§ Exercise brief: All the data below goes into the copy word for word, but the pictures don't.

start Provided material

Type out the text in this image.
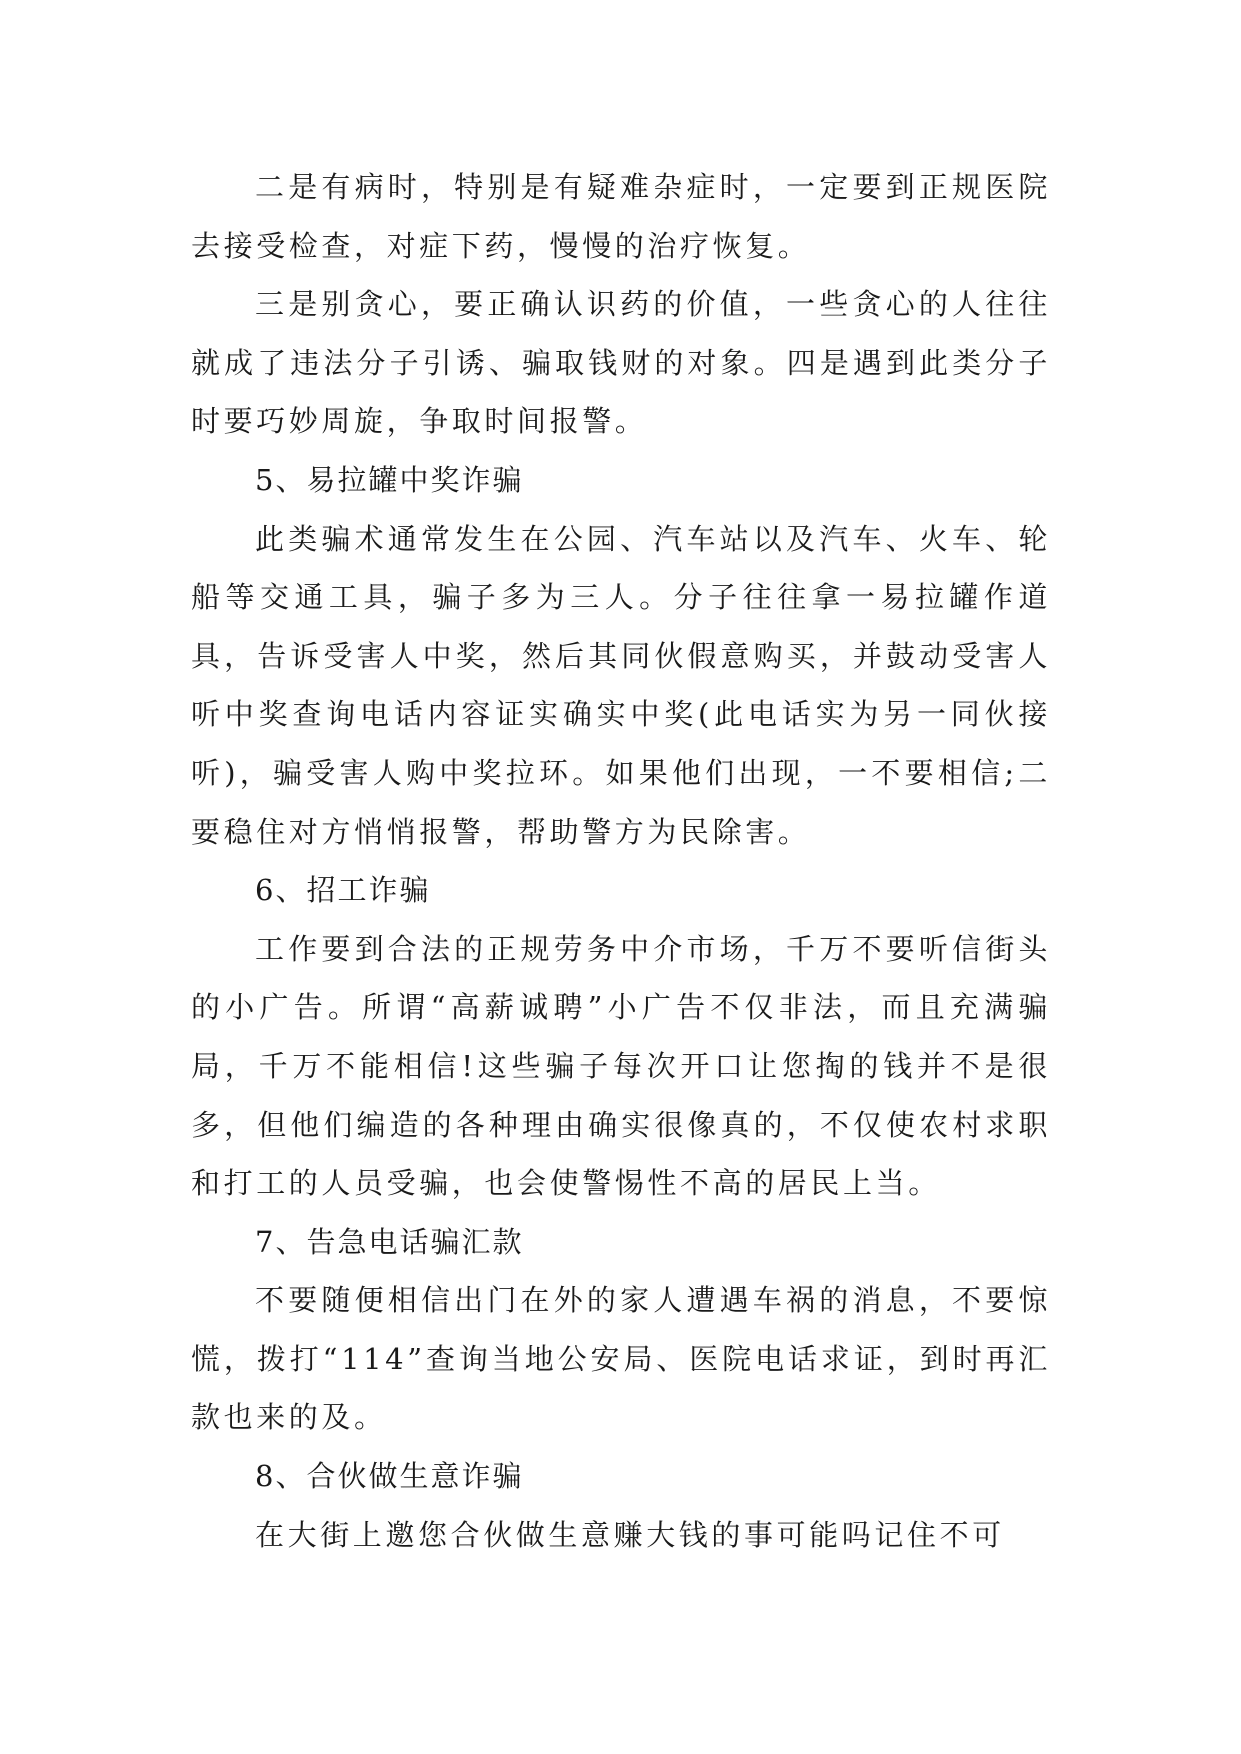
二是有病时，特别是有疑难杂症时，一定要到正规医院去接受检查，对症下药，慢慢的治疗恢复。

三是别贪心，要正确认识药的价值，一些贪心的人往往就成了违法分子引诱、骗取钱财的对象。四是遇到此类分子时要巧妙周旋，争取时间报警。

5、易拉罐中奖诈骗

此类骗术通常发生在公园、汽车站以及汽车、火车、轮船等交通工具，骗子多为三人。分子往往拿一易拉罐作道具，告诉受害人中奖，然后其同伙假意购买，并鼓动受害人听中奖查询电话内容证实确实中奖(此电话实为另一同伙接听)，骗受害人购中奖拉环。如果他们出现，一不要相信;二要稳住对方悄悄报警，帮助警方为民除害。

6、招工诈骗

工作要到合法的正规劳务中介市场，千万不要听信街头的小广告。所谓“高薪诚聘”小广告不仅非法，而且充满骗局，千万不能相信!这些骗子每次开口让您掏的钱并不是很多，但他们编造的各种理由确实很像真的，不仅使农村求职和打工的人员受骗，也会使警惕性不高的居民上当。

7、告急电话骗汇款

不要随便相信出门在外的家人遭遇车祸的消息，不要惊慌，拨打“114”查询当地公安局、医院电话求证，到时再汇款也来的及。

8、合伙做生意诈骗

在大街上邀您合伙做生意赚大钱的事可能吗记住不可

end Provided material

§ Response to this task:
Type out the text in this image.
二是有病时，特别是有疑难杂症时，一定要到正规医院去接受检查，对症下药，慢慢的治疗恢复。

三是别贪心，要正确认识药的价值，一些贪心的人往往就成了违法分子引诱、骗取钱财的对象。四是遇到此类分子时要巧妙周旋，争取时间报警。

5、易拉罐中奖诈骗

此类骗术通常发生在公园、汽车站以及汽车、火车、轮船等交通工具，骗子多为三人。分子往往拿一易拉罐作道具，告诉受害人中奖，然后其同伙假意购买，并鼓动受害人听中奖查询电话内容证实确实中奖(此电话实为另一同伙接听)，骗受害人购中奖拉环。如果他们出现，一不要相信;二要稳住对方悄悄报警，帮助警方为民除害。

6、招工诈骗

工作要到合法的正规劳务中介市场，千万不要听信街头的小广告。所谓“高薪诚聘”小广告不仅非法，而且充满骗局，千万不能相信!这些骗子每次开口让您掏的钱并不是很多，但他们编造的各种理由确实很像真的，不仅使农村求职和打工的人员受骗，也会使警惕性不高的居民上当。

7、告急电话骗汇款

不要随便相信出门在外的家人遭遇车祸的消息，不要惊慌，拨打“114”查询当地公安局、医院电话求证，到时再汇款也来的及。

8、合伙做生意诈骗

在大街上邀您合伙做生意赚大钱的事可能吗记住不可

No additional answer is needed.